WHAT NEEDS TO BE DONE: Under this task are some entries; return every one of them exactly.

ITEMS:

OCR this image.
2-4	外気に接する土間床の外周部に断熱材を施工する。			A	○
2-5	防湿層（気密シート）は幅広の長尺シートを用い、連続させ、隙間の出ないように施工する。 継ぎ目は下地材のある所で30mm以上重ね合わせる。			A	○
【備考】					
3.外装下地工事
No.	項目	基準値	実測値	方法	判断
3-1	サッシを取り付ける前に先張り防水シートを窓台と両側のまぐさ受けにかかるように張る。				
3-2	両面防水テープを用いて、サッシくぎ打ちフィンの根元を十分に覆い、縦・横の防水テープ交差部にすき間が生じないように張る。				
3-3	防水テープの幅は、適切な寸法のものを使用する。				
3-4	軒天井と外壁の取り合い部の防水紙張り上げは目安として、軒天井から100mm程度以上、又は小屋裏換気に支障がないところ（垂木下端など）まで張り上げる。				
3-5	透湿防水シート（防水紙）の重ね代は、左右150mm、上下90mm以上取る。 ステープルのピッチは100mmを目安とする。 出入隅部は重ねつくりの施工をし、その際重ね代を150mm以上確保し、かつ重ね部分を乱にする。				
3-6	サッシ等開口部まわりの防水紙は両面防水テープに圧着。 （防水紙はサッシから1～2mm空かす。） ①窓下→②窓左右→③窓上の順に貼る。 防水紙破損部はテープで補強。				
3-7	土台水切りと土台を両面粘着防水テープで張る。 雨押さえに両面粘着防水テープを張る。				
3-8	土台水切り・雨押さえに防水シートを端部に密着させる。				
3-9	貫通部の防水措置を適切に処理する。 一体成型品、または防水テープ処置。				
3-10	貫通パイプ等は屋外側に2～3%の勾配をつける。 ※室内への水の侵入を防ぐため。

WRITTEN SOLUTION:
OCR this image.
2-4	外気に接する土間床の外周部に断熱材を施工する。			A	○
2-5	防湿層（気密シート）は幅広の長尺シートを用い、連続させ、隙間の出ないように施工する。 継ぎ目は下地材のある所で30mm以上重ね合わせる。			A	○
【備考】					
3.外装下地工事
No.	項目	基準値	実測値	方法	判断
3-1	サッシを取り付ける前に先張り防水シートを窓台と両側のまぐさ受けにかかるように張る。				
3-2	両面防水テープを用いて、サッシくぎ打ちフィンの根元を十分に覆い、縦・横の防水テープ交差部にすき間が生じないように張る。				
3-3	防水テープの幅は、適切な寸法のものを使用する。				
3-4	軒天井と外壁の取り合い部の防水紙張り上げは目安として、軒天井から100mm程度以上、又は小屋裏換気に支障がないところ（垂木下端など）まで張り上げる。				
3-5	透湿防水シート（防水紙）の重ね代は、左右150mm、上下90mm以上取る。 ステープルのピッチは100mmを目安とする。 出入隅部は重ねつくりの施工をし、その際重ね代を150mm以上確保し、かつ重ね部分を乱にする。				
3-6	サッシ等開口部まわりの防水紙は両面防水テープに圧着。 （防水紙はサッシから1～2mm空かす。） ①窓下→②窓左右→③窓上の順に貼る。 防水紙破損部はテープで補強。				
3-7	土台水切りと土台を両面粘着防水テープで張る。 雨押さえに両面粘着防水テープを張る。				
3-8	土台水切り・雨押さえに防水シートを端部に密着させる。				
3-9	貫通部の防水措置を適切に処理する。 一体成型品、または防水テープ処置。				
3-10	貫通パイプ等は屋外側に2～3%の勾配をつける。 ※室内への水の侵入を防ぐため。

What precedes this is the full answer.